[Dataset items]
** begin **
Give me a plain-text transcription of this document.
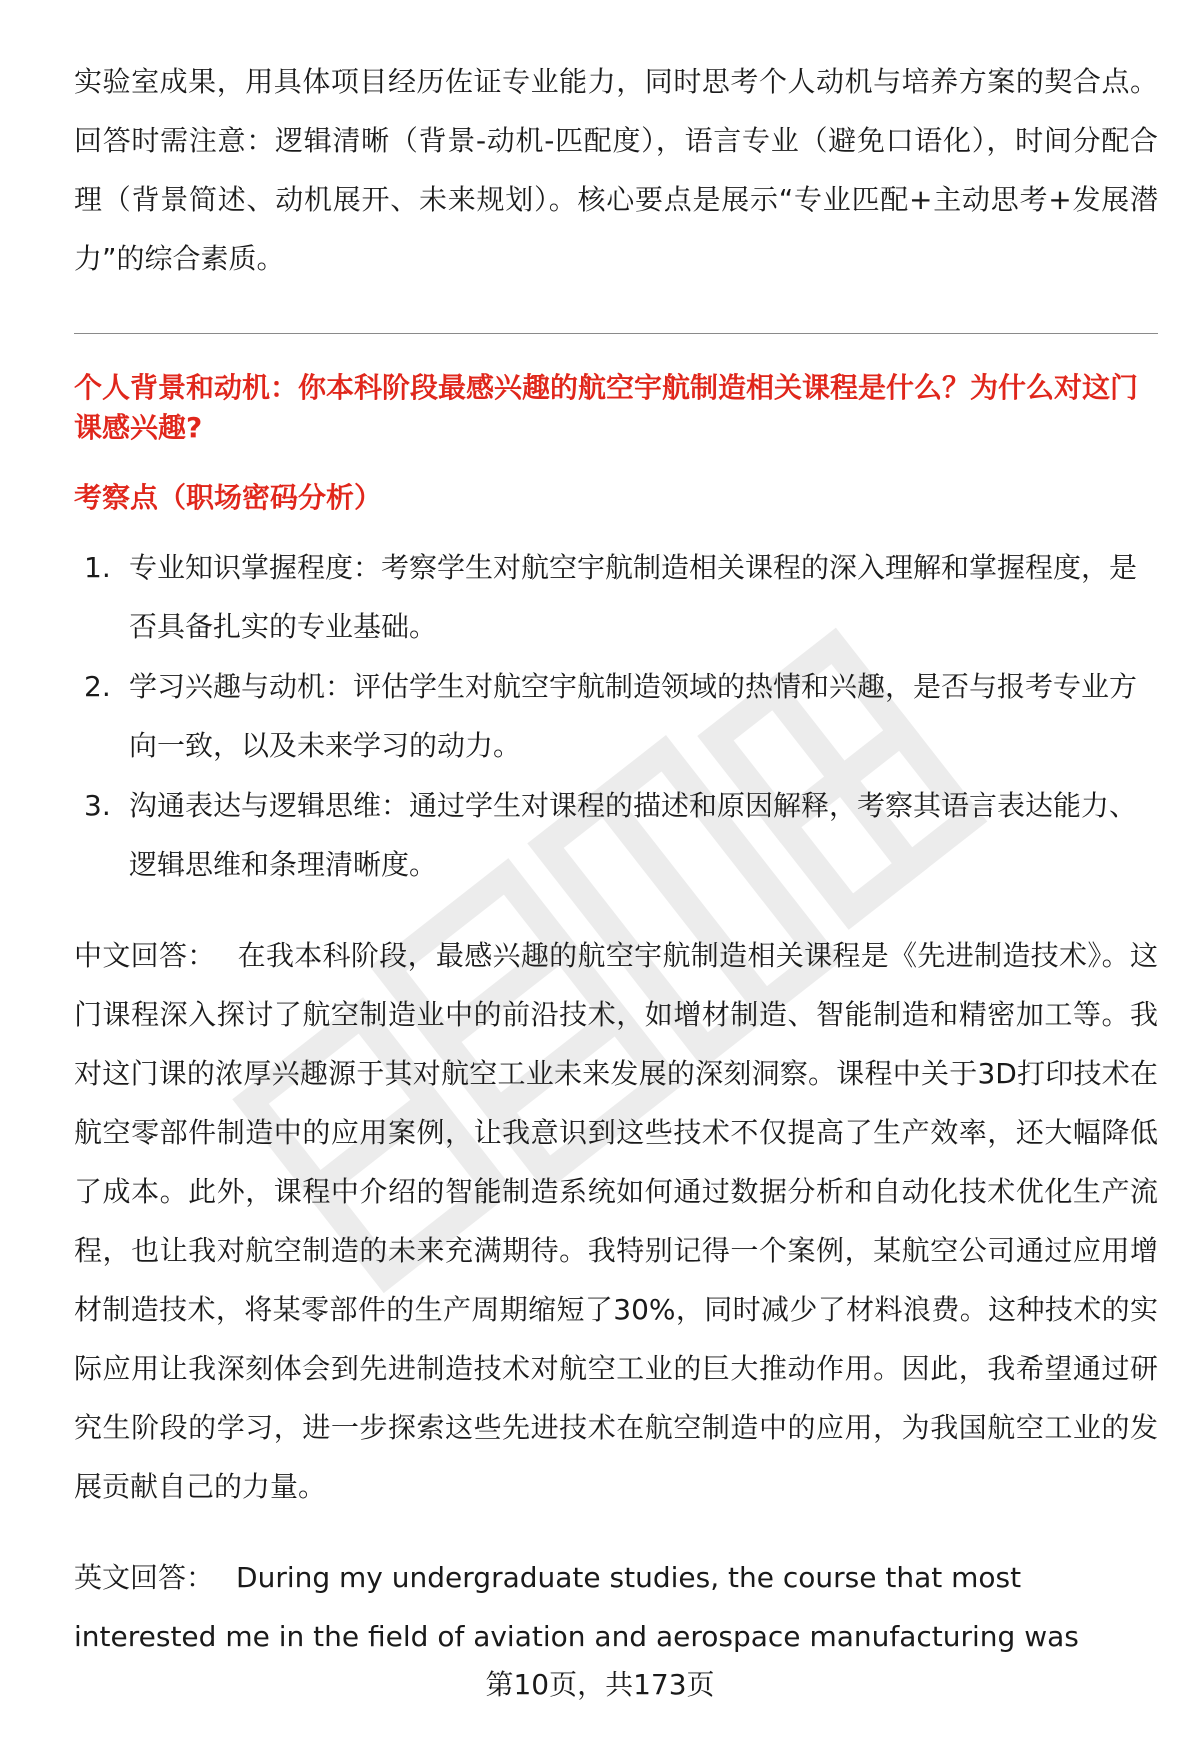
实验室成果，用具体项目经历佐证专业能力，同时思考个人动机与培养方案的契合点。回答时需注意：逻辑清晰（背景-动机-匹配度），语言专业（避免口语化），时间分配合理（背景简述、动机展开、未来规划）。核心要点是展示“专业匹配+主动思考+发展潜力”的综合素质。

个人背景和动机：你本科阶段最感兴趣的航空宇航制造相关课程是什么？为什么对这门课感兴趣?

考察点（职场密码分析）

1. 专业知识掌握程度：考察学生对航空宇航制造相关课程的深入理解和掌握程度，是否具备扎实的专业基础。
2. 学习兴趣与动机：评估学生对航空宇航制造领域的热情和兴趣，是否与报考专业方向一致，以及未来学习的动力。
3. 沟通表达与逻辑思维：通过学生对课程的描述和原因解释，考察其语言表达能力、逻辑思维和条理清晰度。

中文回答： 在我本科阶段，最感兴趣的航空宇航制造相关课程是《先进制造技术》。这门课程深入探讨了航空制造业中的前沿技术，如增材制造、智能制造和精密加工等。我对这门课的浓厚兴趣源于其对航空工业未来发展的深刻洞察。课程中关于3D打印技术在航空零部件制造中的应用案例，让我意识到这些技术不仅提高了生产效率，还大幅降低了成本。此外，课程中介绍的智能制造系统如何通过数据分析和自动化技术优化生产流程，也让我对航空制造的未来充满期待。我特别记得一个案例，某航空公司通过应用增材制造技术，将某零部件的生产周期缩短了30%，同时减少了材料浪费。这种技术的实际应用让我深刻体会到先进制造技术对航空工业的巨大推动作用。因此，我希望通过研究生阶段的学习，进一步探索这些先进技术在航空制造中的应用，为我国航空工业的发展贡献自己的力量。

英文回答： During my undergraduate studies, the course that most interested me in the field of aviation and aerospace manufacturing was

第10页，共173页
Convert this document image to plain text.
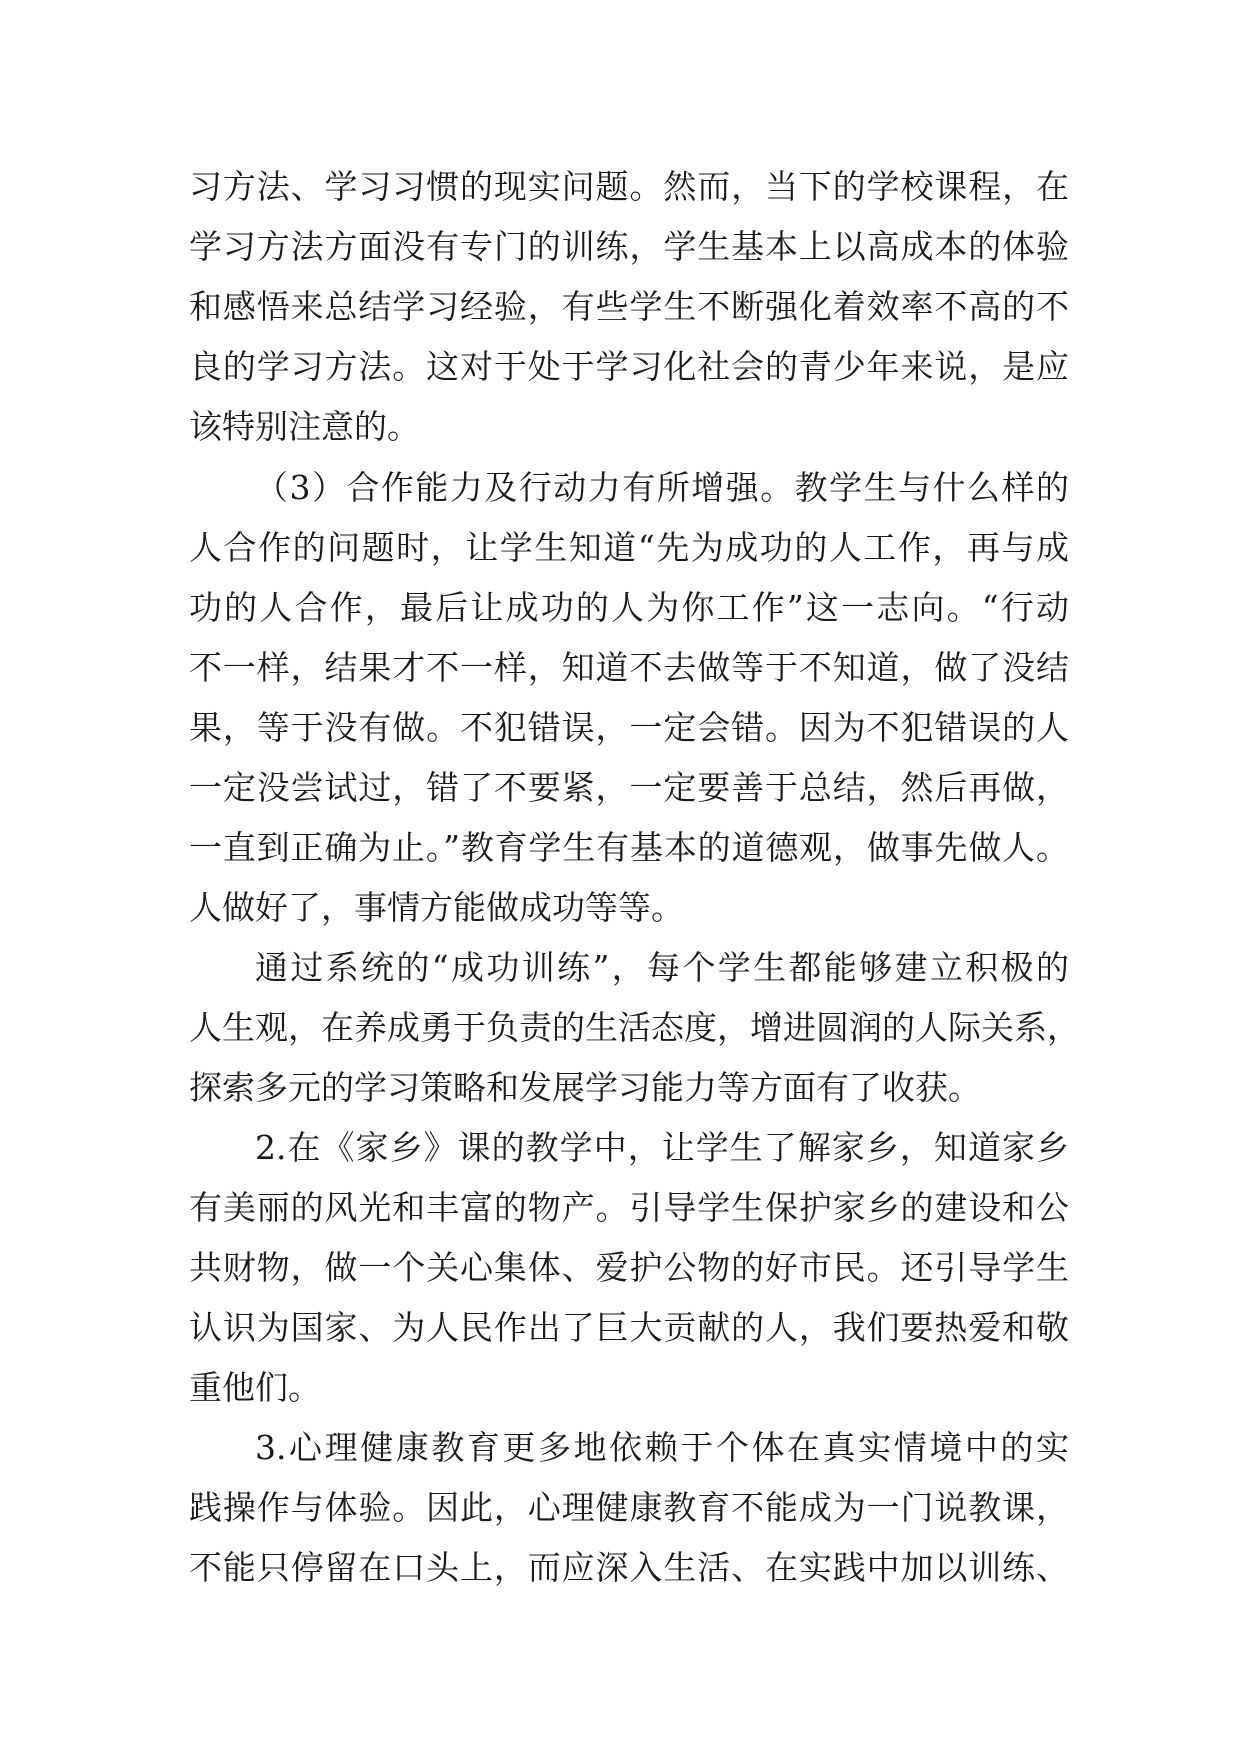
习方法、学习习惯的现实问题。然而，当下的学校课程，在
学习方法方面没有专门的训练，学生基本上以高成本的体验
和感悟来总结学习经验，有些学生不断强化着效率不高的不
良的学习方法。这对于处于学习化社会的青少年来说，是应
该特别注意的。
（3）合作能力及行动力有所增强。教学生与什么样的
人合作的问题时，让学生知道“先为成功的人工作，再与成
功的人合作，最后让成功的人为你工作”这一志向。“行动
不一样，结果才不一样，知道不去做等于不知道，做了没结
果，等于没有做。不犯错误，一定会错。因为不犯错误的人
一定没尝试过，错了不要紧，一定要善于总结，然后再做，
一直到正确为止。”教育学生有基本的道德观，做事先做人。
人做好了，事情方能做成功等等。
通过系统的“成功训练”，每个学生都能够建立积极的
人生观，在养成勇于负责的生活态度，增进圆润的人际关系，
探索多元的学习策略和发展学习能力等方面有了收获。
2.在《家乡》课的教学中，让学生了解家乡，知道家乡
有美丽的风光和丰富的物产。引导学生保护家乡的建设和公
共财物，做一个关心集体、爱护公物的好市民。还引导学生
认识为国家、为人民作出了巨大贡献的人，我们要热爱和敬
重他们。
3.心理健康教育更多地依赖于个体在真实情境中的实
践操作与体验。因此，心理健康教育不能成为一门说教课，
不能只停留在口头上，而应深入生活、在实践中加以训练、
** end **
Problem requirements – From the material, report only how many lines include the word "plain".

Solved problem – 2